Determine how many lines include the string "heading". Output that number only.
━━━━━━━━━━━━━━━━━━━━━━━━━━━━━━
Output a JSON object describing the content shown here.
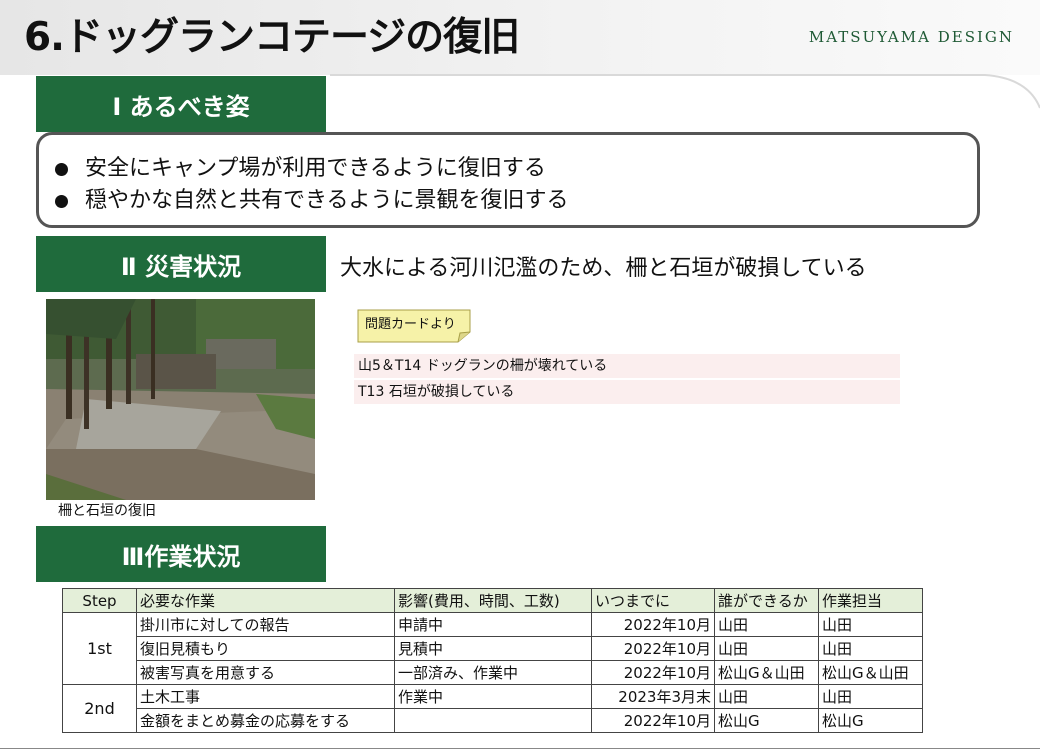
{
  "header": {
    "title": "6.ドッグランコテージの復旧",
    "brand": "MATSUYAMA DESIGN"
  },
  "section1": {
    "heading": "Ⅰ あるべき姿",
    "goals": [
      "安全にキャンプ場が利用できるように復旧する",
      "穏やかな自然と共有できるように景観を復旧する"
    ]
  },
  "section2": {
    "heading": "Ⅱ 災害状況",
    "description": "大水による河川氾濫のため、柵と石垣が破損している",
    "photo_caption": "柵と石垣の復旧",
    "card_label": "問題カードより",
    "problems": [
      "山5＆T14 ドッグランの柵が壊れている",
      "T13 石垣が破損している"
    ]
  },
  "section3": {
    "heading": "Ⅲ作業状況",
    "columns": [
      "Step",
      "必要な作業",
      "影響(費用、時間、工数)",
      "いつまでに",
      "誰ができるか",
      "作業担当"
    ],
    "groups": [
      {
        "step": "1st",
        "rows": [
          [
            "掛川市に対しての報告",
            "申請中",
            "2022年10月",
            "山田",
            "山田"
          ],
          [
            "復旧見積もり",
            "見積中",
            "2022年10月",
            "山田",
            "山田"
          ],
          [
            "被害写真を用意する",
            "一部済み、作業中",
            "2022年10月",
            "松山G＆山田",
            "松山G＆山田"
          ]
        ]
      },
      {
        "step": "2nd",
        "rows": [
          [
            "土木工事",
            "作業中",
            "2023年3月末",
            "山田",
            "山田"
          ],
          [
            "金額をまとめ募金の応募をする",
            "",
            "2022年10月",
            "松山G",
            "松山G"
          ]
        ]
      }
    ]
  },
  "colors": {
    "section_green": "#1f6b3c",
    "header_cell": "#e4efd9",
    "problem_row": "#fbeeee",
    "card_note": "#f6f2a8"
  },
  "icons": [
    "bullet-dot-icon"
  ]
}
━━━━━━━━━━━━━━━━━━━━━━━━━━━━━━
→ COMPLETE RESPONSE
3